• TASK 1
Based on the post about next-generation bioimaging file formats, decide whether each statement below agrees with it. Answer each with yes or no and quote the deciding words of the post.
(a) The preliminary discussion for OME005 mostly took place on a GitHub issue.
(b) The design discussion for the new format is meant to happen in a slack that everyone needs to join.
(c) The Zarr team's new spec is being developed together with the n5 devs.

• GIVEN TEXT
Next Generation File Formats for BioImaging

Today, the Chan Zuckerberg Initiative announced their first round of Essential Open Science Software projects, and we’re thrilled to have had Bio-Formats selected with an application on next generation file formats.

A part of that funding will help to support the image.sc community with their existing file format issues. There are billions of files left in proprietary formats that still need to be read and that situation will remain until they can all be converted to something common, open, and stable.

The other part of the funding, however, focuses on the design of such a next-generation file format that we’d like to discuss here. Our blog post this summer, OME’s position regarding file formats, outlined our reasoning. The feedback – likes, re-links, and personal comments – has been encouraging.

With the announcement today, it’s time to consider how best to move forward with the design and general consensus building. How does everyone have their voice heard? From vendors from #industry wanting a format that can be performantly written to users wanting something that saves them time and headaches.

Our first goal will be a design proposal like OME005 - which specified pyramidal OME-TIFFs, leading to a release last year. However, there are any number of preliminary discussions before a design proposal is ready. That discussion for OME005 mostly took place on a GitHub issue. But this next step needs to be as inclusive as possible, and image.sc seems the ideal place to do so (rather than, say, a slack that everyone needs to join).

This will be a bit of an experiment to find a way to use discourse that works for everyone. Options that we’re considering:

  • An open group that everyone can join and @-mention
  • A tag that everyone can follow
  • A discourse chat plugin

Anyone interested in getting involved is encouraged to jump into this thread. We’d encourage a certain chattiness (think gitter or zulip).

We’ll also be looking for ways to cross-link conversations to non-image.sc groups. For example, the Zarr team had a coordinated application funded, focused on building a new spec developed in concert with the n5 devs, leading hopefully to a useful base for a future imaging format. Regular calls, etc. will be organized as necessary.

This is all a great and exciting first step on a path to more common, open file-formats that we’re very much looking forward to.

[Recorded data]
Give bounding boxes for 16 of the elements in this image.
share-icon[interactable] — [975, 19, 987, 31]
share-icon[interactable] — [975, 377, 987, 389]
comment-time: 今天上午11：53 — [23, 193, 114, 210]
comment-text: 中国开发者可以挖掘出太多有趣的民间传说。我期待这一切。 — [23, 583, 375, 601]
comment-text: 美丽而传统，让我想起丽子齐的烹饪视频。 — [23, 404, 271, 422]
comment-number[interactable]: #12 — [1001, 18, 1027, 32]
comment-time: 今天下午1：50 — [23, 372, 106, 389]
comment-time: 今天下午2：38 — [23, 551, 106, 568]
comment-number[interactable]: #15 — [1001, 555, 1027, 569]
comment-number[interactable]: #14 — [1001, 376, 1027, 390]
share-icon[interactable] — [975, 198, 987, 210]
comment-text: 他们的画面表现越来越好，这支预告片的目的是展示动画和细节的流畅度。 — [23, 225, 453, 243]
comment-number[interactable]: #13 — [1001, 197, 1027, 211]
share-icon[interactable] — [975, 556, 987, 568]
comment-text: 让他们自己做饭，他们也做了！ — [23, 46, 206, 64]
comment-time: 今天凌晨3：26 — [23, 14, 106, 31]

• TASK 2
Reproduce the entries of the recorded data verbatim, from the start of the records through the line containing "comment-number[interactable]: #15 —", with both ends included.

• TASK OUTPUT 1
(a) Yes: "That discussion for OME005 mostly took place on a GitHub issue."
(b) No: "image.sc seems the ideal place to do so (rather than, say, a slack that everyone needs to join)."
(c) Yes: "focused on building a new spec developed in concert with the n5 devs"

• TASK OUTPUT 2
Give bounding boxes for 16 of the elements in this image.
share-icon[interactable] — [975, 19, 987, 31]
share-icon[interactable] — [975, 377, 987, 389]
comment-time: 今天上午11：53 — [23, 193, 114, 210]
comment-text: 中国开发者可以挖掘出太多有趣的民间传说。我期待这一切。 — [23, 583, 375, 601]
comment-text: 美丽而传统，让我想起丽子齐的烹饪视频。 — [23, 404, 271, 422]
comment-number[interactable]: #12 — [1001, 18, 1027, 32]
comment-time: 今天下午1：50 — [23, 372, 106, 389]
comment-time: 今天下午2：38 — [23, 551, 106, 568]
comment-number[interactable]: #15 — [1001, 555, 1027, 569]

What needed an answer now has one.